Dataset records
════

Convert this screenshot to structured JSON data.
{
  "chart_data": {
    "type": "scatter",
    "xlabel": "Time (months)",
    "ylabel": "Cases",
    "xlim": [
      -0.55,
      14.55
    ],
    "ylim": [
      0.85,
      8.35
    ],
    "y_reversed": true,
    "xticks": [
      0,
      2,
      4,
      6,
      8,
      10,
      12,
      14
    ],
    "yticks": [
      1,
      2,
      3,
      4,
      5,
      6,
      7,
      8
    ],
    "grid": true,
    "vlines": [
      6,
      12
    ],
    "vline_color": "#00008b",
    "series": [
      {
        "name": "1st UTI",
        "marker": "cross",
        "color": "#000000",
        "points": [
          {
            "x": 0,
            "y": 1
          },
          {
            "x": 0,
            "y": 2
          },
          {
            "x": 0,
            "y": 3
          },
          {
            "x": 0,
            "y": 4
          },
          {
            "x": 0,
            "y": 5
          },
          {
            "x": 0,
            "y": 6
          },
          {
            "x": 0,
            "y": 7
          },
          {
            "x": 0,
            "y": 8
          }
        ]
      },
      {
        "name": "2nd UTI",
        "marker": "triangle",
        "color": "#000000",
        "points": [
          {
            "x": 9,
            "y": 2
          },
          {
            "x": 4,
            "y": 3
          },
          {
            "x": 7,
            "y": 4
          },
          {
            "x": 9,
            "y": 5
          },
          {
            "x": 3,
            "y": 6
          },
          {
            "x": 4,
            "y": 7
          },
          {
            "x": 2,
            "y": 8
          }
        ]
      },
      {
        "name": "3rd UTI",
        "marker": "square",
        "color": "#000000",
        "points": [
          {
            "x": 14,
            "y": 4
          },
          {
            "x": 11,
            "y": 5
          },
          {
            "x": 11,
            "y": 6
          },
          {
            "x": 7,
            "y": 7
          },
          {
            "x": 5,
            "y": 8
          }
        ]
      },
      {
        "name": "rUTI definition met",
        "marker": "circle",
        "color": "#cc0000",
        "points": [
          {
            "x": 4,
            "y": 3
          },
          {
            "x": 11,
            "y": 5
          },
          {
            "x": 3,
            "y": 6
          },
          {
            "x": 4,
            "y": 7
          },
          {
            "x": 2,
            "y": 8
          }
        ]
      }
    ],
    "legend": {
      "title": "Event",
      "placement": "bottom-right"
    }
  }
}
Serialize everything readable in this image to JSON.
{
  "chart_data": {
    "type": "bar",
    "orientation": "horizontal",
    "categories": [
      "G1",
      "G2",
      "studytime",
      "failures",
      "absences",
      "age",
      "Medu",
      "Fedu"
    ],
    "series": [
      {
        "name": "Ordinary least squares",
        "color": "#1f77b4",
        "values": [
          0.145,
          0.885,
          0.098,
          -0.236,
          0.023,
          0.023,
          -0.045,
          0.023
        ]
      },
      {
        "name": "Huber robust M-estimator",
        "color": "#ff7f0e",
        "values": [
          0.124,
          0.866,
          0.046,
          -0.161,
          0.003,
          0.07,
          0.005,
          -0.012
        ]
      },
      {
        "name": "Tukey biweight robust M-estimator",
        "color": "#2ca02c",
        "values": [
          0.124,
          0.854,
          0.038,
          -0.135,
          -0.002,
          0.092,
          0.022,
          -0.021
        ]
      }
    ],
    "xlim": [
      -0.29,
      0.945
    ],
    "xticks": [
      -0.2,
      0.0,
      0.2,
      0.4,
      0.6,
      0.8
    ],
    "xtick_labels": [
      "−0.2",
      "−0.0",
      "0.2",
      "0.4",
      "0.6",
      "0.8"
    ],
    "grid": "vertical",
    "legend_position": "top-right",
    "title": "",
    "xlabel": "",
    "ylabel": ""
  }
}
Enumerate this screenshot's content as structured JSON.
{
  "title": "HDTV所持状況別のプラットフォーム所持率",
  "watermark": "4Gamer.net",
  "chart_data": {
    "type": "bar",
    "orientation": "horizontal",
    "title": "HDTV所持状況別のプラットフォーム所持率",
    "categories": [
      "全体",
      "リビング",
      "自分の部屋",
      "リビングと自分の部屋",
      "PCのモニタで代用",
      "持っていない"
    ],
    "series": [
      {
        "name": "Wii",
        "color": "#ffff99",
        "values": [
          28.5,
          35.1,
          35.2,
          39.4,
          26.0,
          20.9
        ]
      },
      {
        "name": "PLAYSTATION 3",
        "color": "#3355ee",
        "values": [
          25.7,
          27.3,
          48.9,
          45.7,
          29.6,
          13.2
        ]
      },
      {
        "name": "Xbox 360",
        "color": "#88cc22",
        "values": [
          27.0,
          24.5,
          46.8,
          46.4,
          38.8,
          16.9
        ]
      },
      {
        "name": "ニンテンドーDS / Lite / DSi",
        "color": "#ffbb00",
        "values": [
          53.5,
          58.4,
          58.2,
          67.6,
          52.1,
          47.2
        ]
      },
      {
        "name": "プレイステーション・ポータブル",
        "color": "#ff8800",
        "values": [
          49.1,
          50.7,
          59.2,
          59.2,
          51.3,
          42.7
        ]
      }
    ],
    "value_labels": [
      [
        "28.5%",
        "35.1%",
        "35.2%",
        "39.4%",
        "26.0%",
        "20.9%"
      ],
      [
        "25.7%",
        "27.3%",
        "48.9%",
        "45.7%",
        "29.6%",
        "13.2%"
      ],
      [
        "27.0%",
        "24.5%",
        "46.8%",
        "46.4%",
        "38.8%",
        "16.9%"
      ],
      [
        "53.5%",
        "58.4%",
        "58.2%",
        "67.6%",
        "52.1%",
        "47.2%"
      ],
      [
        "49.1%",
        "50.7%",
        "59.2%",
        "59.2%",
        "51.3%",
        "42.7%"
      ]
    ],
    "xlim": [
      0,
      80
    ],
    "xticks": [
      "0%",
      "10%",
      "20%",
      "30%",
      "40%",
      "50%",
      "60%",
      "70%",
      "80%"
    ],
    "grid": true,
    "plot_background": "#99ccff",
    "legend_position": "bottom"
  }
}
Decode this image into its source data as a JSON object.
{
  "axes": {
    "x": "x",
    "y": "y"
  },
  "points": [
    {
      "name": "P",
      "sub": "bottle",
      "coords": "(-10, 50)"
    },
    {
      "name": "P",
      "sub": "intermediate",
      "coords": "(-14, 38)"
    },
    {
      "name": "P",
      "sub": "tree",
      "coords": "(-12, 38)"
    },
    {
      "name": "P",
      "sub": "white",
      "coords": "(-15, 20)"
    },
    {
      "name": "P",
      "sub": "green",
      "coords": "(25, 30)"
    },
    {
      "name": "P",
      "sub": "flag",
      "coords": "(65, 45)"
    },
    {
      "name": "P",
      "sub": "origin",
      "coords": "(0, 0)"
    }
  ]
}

════

Problem to solve.
Look through the listing above. Pick out each line with "this" and copy it.

The completed task.
Convert this screenshot to structured JSON data.
Serialize everything readable in this image to JSON.
Enumerate this screenshot's content as structured JSON.
Decode this image into its source data as a JSON object.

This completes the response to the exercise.